> **Written request**
Provide an exact transcription of all the records.

Stored data
———

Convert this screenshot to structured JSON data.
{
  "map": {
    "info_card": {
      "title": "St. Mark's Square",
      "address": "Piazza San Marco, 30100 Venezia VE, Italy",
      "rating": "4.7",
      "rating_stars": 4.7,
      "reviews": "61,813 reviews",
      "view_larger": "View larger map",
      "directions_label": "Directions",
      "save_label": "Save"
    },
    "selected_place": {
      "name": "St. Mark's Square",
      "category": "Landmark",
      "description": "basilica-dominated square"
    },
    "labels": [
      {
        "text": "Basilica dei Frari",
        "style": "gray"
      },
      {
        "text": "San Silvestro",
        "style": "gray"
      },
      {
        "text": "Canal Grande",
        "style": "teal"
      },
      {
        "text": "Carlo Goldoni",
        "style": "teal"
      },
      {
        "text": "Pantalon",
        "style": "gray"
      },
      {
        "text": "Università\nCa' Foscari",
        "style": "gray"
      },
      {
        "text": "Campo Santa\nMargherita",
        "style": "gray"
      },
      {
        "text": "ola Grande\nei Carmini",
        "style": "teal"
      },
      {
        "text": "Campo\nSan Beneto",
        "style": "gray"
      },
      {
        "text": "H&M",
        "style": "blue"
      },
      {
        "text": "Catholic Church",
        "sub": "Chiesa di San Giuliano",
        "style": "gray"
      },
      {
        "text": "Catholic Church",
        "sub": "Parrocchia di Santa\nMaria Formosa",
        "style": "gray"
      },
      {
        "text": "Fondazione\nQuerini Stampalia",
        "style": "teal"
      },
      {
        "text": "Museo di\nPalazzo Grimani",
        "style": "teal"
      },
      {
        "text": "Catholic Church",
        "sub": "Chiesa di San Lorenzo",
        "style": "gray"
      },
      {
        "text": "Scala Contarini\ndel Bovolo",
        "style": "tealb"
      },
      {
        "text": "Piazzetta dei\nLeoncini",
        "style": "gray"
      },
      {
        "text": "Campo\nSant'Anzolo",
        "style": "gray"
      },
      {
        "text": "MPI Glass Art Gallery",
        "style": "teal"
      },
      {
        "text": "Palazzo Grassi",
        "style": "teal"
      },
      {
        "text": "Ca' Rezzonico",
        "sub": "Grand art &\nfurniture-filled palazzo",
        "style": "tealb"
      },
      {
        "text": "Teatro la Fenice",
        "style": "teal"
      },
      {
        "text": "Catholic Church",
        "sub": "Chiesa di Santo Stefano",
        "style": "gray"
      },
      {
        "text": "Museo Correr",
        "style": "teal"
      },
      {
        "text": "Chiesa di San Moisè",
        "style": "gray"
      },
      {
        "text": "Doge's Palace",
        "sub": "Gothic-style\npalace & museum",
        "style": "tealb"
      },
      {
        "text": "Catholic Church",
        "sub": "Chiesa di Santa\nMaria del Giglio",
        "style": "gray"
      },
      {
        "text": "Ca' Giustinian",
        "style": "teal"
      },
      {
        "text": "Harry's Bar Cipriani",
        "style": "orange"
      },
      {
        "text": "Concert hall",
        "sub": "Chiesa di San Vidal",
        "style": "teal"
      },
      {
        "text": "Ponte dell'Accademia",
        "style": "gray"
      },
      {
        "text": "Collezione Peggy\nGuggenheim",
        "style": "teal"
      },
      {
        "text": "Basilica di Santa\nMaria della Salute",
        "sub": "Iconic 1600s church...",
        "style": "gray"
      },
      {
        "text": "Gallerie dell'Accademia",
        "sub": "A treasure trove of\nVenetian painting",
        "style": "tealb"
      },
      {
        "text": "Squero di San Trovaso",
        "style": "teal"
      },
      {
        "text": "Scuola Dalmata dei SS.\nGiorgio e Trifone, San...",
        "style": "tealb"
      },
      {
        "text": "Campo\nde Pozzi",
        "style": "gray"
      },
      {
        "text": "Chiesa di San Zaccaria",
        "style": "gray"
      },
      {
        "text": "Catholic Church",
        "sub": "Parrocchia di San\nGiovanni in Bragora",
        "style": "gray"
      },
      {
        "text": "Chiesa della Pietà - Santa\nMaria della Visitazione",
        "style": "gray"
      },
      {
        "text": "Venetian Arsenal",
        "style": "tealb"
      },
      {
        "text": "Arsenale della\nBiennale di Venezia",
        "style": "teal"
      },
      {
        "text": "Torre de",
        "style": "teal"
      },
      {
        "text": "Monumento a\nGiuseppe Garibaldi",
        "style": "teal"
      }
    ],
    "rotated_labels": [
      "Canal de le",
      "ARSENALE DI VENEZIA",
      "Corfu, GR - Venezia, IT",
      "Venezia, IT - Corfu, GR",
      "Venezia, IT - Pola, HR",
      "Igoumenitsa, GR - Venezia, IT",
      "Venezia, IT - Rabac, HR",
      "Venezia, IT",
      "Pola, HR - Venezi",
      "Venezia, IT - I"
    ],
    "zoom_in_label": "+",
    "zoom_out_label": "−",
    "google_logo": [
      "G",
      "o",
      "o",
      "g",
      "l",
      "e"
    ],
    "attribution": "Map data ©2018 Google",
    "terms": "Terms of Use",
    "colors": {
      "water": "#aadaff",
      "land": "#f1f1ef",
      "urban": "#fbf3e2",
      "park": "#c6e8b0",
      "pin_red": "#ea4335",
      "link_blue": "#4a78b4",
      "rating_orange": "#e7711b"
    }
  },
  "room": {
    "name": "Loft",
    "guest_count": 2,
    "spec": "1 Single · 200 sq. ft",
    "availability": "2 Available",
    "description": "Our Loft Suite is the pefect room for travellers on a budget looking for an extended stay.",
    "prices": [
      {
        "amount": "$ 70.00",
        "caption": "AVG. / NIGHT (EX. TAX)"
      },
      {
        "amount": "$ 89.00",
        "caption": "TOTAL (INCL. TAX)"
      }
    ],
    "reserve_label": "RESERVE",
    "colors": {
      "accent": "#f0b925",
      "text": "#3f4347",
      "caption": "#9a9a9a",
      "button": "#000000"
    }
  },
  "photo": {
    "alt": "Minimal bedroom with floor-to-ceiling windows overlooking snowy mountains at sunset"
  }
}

———

> **Finished exercise**
Convert this screenshot to structured JSON data.
{
  "map": {
    "info_card": {
      "title": "St. Mark's Square",
      "address": "Piazza San Marco, 30100 Venezia VE, Italy",
      "rating": "4.7",
      "rating_stars": 4.7,
      "reviews": "61,813 reviews",
      "view_larger": "View larger map",
      "directions_label": "Directions",
      "save_label": "Save"
    },
    "selected_place": {
      "name": "St. Mark's Square",
      "category": "Landmark",
      "description": "basilica-dominated square"
    },
    "labels": [
      {
        "text": "Basilica dei Frari",
        "style": "gray"
      },
      {
        "text": "San Silvestro",
        "style": "gray"
      },
      {
        "text": "Canal Grande",
        "style": "teal"
      },
      {
        "text": "Carlo Goldoni",
        "style": "teal"
      },
      {
        "text": "Pantalon",
        "style": "gray"
      },
      {
        "text": "Università\nCa' Foscari",
        "style": "gray"
      },
      {
        "text": "Campo Santa\nMargherita",
        "style": "gray"
      },
      {
        "text": "ola Grande\nei Carmini",
        "style": "teal"
      },
      {
        "text": "Campo\nSan Beneto",
        "style": "gray"
      },
      {
        "text": "H&M",
        "style": "blue"
      },
      {
        "text": "Catholic Church",
        "sub": "Chiesa di San Giuliano",
        "style": "gray"
      },
      {
        "text": "Catholic Church",
        "sub": "Parrocchia di Santa\nMaria Formosa",
        "style": "gray"
      },
      {
        "text": "Fondazione\nQuerini Stampalia",
        "style": "teal"
      },
      {
        "text": "Museo di\nPalazzo Grimani",
        "style": "teal"
      },
      {
        "text": "Catholic Church",
        "sub": "Chiesa di San Lorenzo",
        "style": "gray"
      },
      {
        "text": "Scala Contarini\ndel Bovolo",
        "style": "tealb"
      },
      {
        "text": "Piazzetta dei\nLeoncini",
        "style": "gray"
      },
      {
        "text": "Campo\nSant'Anzolo",
        "style": "gray"
      },
      {
        "text": "MPI Glass Art Gallery",
        "style": "teal"
      },
      {
        "text": "Palazzo Grassi",
        "style": "teal"
      },
      {
        "text": "Ca' Rezzonico",
        "sub": "Grand art &\nfurniture-filled palazzo",
        "style": "tealb"
      },
      {
        "text": "Teatro la Fenice",
        "style": "teal"
      },
      {
        "text": "Catholic Church",
        "sub": "Chiesa di Santo Stefano",
        "style": "gray"
      },
      {
        "text": "Museo Correr",
        "style": "teal"
      },
      {
        "text": "Chiesa di San Moisè",
        "style": "gray"
      },
      {
        "text": "Doge's Palace",
        "sub": "Gothic-style\npalace & museum",
        "style": "tealb"
      },
      {
        "text": "Catholic Church",
        "sub": "Chiesa di Santa\nMaria del Giglio",
        "style": "gray"
      },
      {
        "text": "Ca' Giustinian",
        "style": "teal"
      },
      {
        "text": "Harry's Bar Cipriani",
        "style": "orange"
      },
      {
        "text": "Concert hall",
        "sub": "Chiesa di San Vidal",
        "style": "teal"
      },
      {
        "text": "Ponte dell'Accademia",
        "style": "gray"
      },
      {
        "text": "Collezione Peggy\nGuggenheim",
        "style": "teal"
      },
      {
        "text": "Basilica di Santa\nMaria della Salute",
        "sub": "Iconic 1600s church...",
        "style": "gray"
      },
      {
        "text": "Gallerie dell'Accademia",
        "sub": "A treasure trove of\nVenetian painting",
        "style": "tealb"
      },
      {
        "text": "Squero di San Trovaso",
        "style": "teal"
      },
      {
        "text": "Scuola Dalmata dei SS.\nGiorgio e Trifone, San...",
        "style": "tealb"
      },
      {
        "text": "Campo\nde Pozzi",
        "style": "gray"
      },
      {
        "text": "Chiesa di San Zaccaria",
        "style": "gray"
      },
      {
        "text": "Catholic Church",
        "sub": "Parrocchia di San\nGiovanni in Bragora",
        "style": "gray"
      },
      {
        "text": "Chiesa della Pietà - Santa\nMaria della Visitazione",
        "style": "gray"
      },
      {
        "text": "Venetian Arsenal",
        "style": "tealb"
      },
      {
        "text": "Arsenale della\nBiennale di Venezia",
        "style": "teal"
      },
      {
        "text": "Torre de",
        "style": "teal"
      },
      {
        "text": "Monumento a\nGiuseppe Garibaldi",
        "style": "teal"
      }
    ],
    "rotated_labels": [
      "Canal de le",
      "ARSENALE DI VENEZIA",
      "Corfu, GR - Venezia, IT",
      "Venezia, IT - Corfu, GR",
      "Venezia, IT - Pola, HR",
      "Igoumenitsa, GR - Venezia, IT",
      "Venezia, IT - Rabac, HR",
      "Venezia, IT",
      "Pola, HR - Venezi",
      "Venezia, IT - I"
    ],
    "zoom_in_label": "+",
    "zoom_out_label": "−",
    "google_logo": [
      "G",
      "o",
      "o",
      "g",
      "l",
      "e"
    ],
    "attribution": "Map data ©2018 Google",
    "terms": "Terms of Use",
    "colors": {
      "water": "#aadaff",
      "land": "#f1f1ef",
      "urban": "#fbf3e2",
      "park": "#c6e8b0",
      "pin_red": "#ea4335",
      "link_blue": "#4a78b4",
      "rating_orange": "#e7711b"
    }
  },
  "room": {
    "name": "Loft",
    "guest_count": 2,
    "spec": "1 Single · 200 sq. ft",
    "availability": "2 Available",
    "description": "Our Loft Suite is the pefect room for travellers on a budget looking for an extended stay.",
    "prices": [
      {
        "amount": "$ 70.00",
        "caption": "AVG. / NIGHT (EX. TAX)"
      },
      {
        "amount": "$ 89.00",
        "caption": "TOTAL (INCL. TAX)"
      }
    ],
    "reserve_label": "RESERVE",
    "colors": {
      "accent": "#f0b925",
      "text": "#3f4347",
      "caption": "#9a9a9a",
      "button": "#000000"
    }
  },
  "photo": {
    "alt": "Minimal bedroom with floor-to-ceiling windows overlooking snowy mountains at sunset"
  }
}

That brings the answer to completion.